_DATA TO PROCESS_:
# # # # # # #
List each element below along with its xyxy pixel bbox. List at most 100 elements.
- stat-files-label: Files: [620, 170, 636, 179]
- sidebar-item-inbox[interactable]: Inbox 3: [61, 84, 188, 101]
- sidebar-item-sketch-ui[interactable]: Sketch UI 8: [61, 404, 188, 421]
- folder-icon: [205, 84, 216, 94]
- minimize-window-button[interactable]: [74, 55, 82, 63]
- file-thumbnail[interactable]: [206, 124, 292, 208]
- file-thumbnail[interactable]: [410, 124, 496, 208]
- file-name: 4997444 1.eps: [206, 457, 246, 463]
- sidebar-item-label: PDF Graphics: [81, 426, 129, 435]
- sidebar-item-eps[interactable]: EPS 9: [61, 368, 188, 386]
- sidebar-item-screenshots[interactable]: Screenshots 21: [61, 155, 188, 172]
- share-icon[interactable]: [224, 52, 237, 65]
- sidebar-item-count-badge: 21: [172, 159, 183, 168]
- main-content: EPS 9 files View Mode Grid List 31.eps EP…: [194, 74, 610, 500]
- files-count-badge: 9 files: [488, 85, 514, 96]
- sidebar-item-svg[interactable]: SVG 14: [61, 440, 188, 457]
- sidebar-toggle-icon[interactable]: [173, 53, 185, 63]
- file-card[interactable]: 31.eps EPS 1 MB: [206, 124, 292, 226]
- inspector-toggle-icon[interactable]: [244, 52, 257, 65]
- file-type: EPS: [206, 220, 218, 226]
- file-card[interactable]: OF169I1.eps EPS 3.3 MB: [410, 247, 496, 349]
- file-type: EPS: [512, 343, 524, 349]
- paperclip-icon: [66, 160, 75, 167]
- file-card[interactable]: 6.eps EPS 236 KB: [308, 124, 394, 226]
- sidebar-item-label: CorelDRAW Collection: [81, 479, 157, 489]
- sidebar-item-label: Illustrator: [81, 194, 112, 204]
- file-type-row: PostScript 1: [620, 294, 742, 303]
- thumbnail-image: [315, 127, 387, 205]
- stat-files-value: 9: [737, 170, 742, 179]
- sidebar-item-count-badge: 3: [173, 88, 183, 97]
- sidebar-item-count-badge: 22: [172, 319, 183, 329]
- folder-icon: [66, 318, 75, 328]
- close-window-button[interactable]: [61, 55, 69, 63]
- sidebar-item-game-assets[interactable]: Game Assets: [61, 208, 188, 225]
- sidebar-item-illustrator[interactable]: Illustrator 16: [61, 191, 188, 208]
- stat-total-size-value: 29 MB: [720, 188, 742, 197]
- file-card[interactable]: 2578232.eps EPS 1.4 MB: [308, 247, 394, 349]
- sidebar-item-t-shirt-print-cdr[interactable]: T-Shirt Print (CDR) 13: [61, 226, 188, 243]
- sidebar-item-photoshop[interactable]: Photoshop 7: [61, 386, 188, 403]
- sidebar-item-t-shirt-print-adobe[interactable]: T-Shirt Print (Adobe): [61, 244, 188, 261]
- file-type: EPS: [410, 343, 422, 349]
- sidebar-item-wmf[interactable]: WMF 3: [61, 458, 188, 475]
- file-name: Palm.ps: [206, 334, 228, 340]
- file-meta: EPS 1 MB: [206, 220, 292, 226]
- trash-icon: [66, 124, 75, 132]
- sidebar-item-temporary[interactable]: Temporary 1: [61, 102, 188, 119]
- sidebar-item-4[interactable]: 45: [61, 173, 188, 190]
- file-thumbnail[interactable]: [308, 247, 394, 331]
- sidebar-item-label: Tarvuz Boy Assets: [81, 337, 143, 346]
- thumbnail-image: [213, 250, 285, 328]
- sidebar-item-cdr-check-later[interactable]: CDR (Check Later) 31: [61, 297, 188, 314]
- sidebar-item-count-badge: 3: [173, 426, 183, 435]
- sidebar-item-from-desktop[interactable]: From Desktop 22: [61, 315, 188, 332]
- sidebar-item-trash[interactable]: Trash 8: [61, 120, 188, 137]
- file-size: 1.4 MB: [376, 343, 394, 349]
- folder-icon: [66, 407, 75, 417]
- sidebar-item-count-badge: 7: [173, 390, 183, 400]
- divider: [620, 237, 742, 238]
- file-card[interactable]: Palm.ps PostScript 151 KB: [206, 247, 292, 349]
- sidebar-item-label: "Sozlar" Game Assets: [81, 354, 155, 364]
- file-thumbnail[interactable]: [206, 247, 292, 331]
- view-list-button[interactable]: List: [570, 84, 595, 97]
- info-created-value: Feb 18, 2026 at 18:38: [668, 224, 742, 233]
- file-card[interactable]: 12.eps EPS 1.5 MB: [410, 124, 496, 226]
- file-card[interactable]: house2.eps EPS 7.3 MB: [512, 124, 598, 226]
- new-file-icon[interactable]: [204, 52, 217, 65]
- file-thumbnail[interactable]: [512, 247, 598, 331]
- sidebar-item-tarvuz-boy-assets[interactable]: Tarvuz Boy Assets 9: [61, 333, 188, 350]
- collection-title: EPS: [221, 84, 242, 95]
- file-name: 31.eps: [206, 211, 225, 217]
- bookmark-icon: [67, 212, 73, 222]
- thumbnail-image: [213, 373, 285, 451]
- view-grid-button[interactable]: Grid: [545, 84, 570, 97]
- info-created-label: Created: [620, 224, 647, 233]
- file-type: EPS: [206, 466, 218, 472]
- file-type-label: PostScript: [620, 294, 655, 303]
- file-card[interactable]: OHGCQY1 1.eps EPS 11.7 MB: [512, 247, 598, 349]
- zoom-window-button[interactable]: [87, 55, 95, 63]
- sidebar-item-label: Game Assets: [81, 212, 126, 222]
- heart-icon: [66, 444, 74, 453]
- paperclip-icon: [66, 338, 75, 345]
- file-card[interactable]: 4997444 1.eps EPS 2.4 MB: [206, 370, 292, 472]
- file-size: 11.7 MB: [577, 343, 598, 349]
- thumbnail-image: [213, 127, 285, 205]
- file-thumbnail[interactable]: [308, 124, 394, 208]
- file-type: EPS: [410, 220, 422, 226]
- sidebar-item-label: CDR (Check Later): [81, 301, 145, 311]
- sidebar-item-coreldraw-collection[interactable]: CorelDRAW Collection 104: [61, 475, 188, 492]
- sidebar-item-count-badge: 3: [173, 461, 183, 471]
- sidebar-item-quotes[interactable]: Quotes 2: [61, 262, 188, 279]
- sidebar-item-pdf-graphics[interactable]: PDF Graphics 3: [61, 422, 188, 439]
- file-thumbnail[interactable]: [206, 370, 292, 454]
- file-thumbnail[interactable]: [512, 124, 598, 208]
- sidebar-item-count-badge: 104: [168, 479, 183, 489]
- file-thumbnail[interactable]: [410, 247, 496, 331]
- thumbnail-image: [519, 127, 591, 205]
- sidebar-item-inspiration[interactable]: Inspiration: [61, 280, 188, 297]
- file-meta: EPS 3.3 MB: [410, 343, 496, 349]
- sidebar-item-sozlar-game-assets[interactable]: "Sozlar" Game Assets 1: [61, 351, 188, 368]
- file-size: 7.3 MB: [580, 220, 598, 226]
# # # # # # #
_AIM OF THE TASK_: Rewrite the stretch of the material above, from its first line through the line containing "- sidebar-item-count-badge: 21: [172, 159, 183, 168]", as a numbered list with blank lines left out.

_OUTPUT FOR THIS EXERCISE_:
1. List each element below along with its xyxy pixel bbox. List at most 100 elements.
2. - stat-files-label: Files: [620, 170, 636, 179]
3. - sidebar-item-inbox[interactable]: Inbox 3: [61, 84, 188, 101]
4. - sidebar-item-sketch-ui[interactable]: Sketch UI 8: [61, 404, 188, 421]
5. - folder-icon: [205, 84, 216, 94]
6. - minimize-window-button[interactable]: [74, 55, 82, 63]
7. - file-thumbnail[interactable]: [206, 124, 292, 208]
8. - file-thumbnail[interactable]: [410, 124, 496, 208]
9. - file-name: 4997444 1.eps: [206, 457, 246, 463]
10. - sidebar-item-label: PDF Graphics: [81, 426, 129, 435]
11. - sidebar-item-eps[interactable]: EPS 9: [61, 368, 188, 386]
12. - sidebar-item-screenshots[interactable]: Screenshots 21: [61, 155, 188, 172]
13. - share-icon[interactable]: [224, 52, 237, 65]
14. - sidebar-item-count-badge: 21: [172, 159, 183, 168]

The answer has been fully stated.